Prompt – Extract each record and reproduce it exactly.
+===+
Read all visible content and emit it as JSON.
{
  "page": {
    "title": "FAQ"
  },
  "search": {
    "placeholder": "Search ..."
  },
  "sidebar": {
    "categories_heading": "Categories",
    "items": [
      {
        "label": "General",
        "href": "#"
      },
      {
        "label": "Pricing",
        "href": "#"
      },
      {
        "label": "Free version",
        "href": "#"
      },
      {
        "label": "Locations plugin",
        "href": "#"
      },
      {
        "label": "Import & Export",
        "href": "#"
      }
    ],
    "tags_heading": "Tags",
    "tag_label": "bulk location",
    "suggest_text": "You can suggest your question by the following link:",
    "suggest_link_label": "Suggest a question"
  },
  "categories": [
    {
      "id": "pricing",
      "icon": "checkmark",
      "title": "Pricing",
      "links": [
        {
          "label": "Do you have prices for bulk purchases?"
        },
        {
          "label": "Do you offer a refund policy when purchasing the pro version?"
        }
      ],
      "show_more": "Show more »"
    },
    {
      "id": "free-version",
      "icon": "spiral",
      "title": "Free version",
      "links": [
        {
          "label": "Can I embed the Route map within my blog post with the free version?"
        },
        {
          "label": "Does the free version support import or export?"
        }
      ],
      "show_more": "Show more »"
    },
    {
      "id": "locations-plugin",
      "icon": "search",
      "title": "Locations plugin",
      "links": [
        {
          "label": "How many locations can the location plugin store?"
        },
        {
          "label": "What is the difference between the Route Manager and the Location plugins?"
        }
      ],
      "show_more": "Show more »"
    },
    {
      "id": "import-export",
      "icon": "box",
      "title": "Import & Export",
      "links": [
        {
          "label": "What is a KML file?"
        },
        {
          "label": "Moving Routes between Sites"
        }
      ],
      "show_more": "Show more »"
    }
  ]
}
+===+
Exercise response –
Read all visible content and emit it as JSON.
{
  "page": {
    "title": "FAQ"
  },
  "search": {
    "placeholder": "Search ..."
  },
  "sidebar": {
    "categories_heading": "Categories",
    "items": [
      {
        "label": "General",
        "href": "#"
      },
      {
        "label": "Pricing",
        "href": "#"
      },
      {
        "label": "Free version",
        "href": "#"
      },
      {
        "label": "Locations plugin",
        "href": "#"
      },
      {
        "label": "Import & Export",
        "href": "#"
      }
    ],
    "tags_heading": "Tags",
    "tag_label": "bulk location",
    "suggest_text": "You can suggest your question by the following link:",
    "suggest_link_label": "Suggest a question"
  },
  "categories": [
    {
      "id": "pricing",
      "icon": "checkmark",
      "title": "Pricing",
      "links": [
        {
          "label": "Do you have prices for bulk purchases?"
        },
        {
          "label": "Do you offer a refund policy when purchasing the pro version?"
        }
      ],
      "show_more": "Show more »"
    },
    {
      "id": "free-version",
      "icon": "spiral",
      "title": "Free version",
      "links": [
        {
          "label": "Can I embed the Route map within my blog post with the free version?"
        },
        {
          "label": "Does the free version support import or export?"
        }
      ],
      "show_more": "Show more »"
    },
    {
      "id": "locations-plugin",
      "icon": "search",
      "title": "Locations plugin",
      "links": [
        {
          "label": "How many locations can the location plugin store?"
        },
        {
          "label": "What is the difference between the Route Manager and the Location plugins?"
        }
      ],
      "show_more": "Show more »"
    },
    {
      "id": "import-export",
      "icon": "box",
      "title": "Import & Export",
      "links": [
        {
          "label": "What is a KML file?"
        },
        {
          "label": "Moving Routes between Sites"
        }
      ],
      "show_more": "Show more »"
    }
  ]
}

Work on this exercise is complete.